» **The exercise**: For every line in the data below that contains "JSON", copy the line.

(Extracted data entries)
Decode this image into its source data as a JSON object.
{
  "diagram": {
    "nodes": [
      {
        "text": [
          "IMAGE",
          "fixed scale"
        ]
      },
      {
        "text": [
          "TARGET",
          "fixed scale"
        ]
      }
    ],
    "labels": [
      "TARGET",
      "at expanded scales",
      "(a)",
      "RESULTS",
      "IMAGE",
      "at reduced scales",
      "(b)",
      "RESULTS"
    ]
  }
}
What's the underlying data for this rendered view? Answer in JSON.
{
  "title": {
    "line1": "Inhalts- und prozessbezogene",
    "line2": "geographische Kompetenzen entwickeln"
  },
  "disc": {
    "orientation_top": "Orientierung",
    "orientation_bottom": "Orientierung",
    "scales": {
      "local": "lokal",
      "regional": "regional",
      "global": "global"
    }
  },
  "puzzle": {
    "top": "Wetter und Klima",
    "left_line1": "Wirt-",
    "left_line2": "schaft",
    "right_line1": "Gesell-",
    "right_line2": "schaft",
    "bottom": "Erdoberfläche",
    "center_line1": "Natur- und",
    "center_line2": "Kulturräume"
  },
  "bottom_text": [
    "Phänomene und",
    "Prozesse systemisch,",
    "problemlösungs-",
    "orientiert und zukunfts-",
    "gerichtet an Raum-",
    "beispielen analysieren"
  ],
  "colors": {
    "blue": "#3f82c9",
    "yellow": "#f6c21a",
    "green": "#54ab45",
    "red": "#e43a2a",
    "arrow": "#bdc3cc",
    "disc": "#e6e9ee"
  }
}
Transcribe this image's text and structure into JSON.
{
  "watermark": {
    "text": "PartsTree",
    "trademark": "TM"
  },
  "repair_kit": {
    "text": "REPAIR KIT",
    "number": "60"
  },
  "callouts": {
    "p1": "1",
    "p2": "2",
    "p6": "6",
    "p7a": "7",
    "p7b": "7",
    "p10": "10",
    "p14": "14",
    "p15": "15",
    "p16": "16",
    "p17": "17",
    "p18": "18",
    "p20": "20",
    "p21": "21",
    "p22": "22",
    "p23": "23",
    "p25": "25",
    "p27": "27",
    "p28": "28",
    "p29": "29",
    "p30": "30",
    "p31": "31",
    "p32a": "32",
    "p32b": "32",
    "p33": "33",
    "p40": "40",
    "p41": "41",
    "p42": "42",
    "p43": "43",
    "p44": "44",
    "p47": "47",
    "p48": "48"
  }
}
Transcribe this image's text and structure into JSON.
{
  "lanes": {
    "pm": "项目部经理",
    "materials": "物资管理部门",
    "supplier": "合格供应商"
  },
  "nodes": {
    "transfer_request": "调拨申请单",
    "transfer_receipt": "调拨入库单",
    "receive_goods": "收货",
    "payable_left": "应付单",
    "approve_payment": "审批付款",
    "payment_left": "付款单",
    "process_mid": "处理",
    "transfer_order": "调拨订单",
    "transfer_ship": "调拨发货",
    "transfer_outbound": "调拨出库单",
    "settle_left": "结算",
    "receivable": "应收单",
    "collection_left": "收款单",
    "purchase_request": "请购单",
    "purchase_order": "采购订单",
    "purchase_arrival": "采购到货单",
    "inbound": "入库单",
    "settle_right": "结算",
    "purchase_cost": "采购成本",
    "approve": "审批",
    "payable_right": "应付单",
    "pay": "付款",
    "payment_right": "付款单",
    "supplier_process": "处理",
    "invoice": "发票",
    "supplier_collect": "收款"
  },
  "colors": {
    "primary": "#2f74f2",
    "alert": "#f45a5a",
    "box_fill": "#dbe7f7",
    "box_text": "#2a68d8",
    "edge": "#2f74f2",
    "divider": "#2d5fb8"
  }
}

» **Exercise solution**:
Decode this image into its source data as a JSON object.
What's the underlying data for this rendered view? Answer in JSON.
Transcribe this image's text and structure into JSON.
Transcribe this image's text and structure into JSON.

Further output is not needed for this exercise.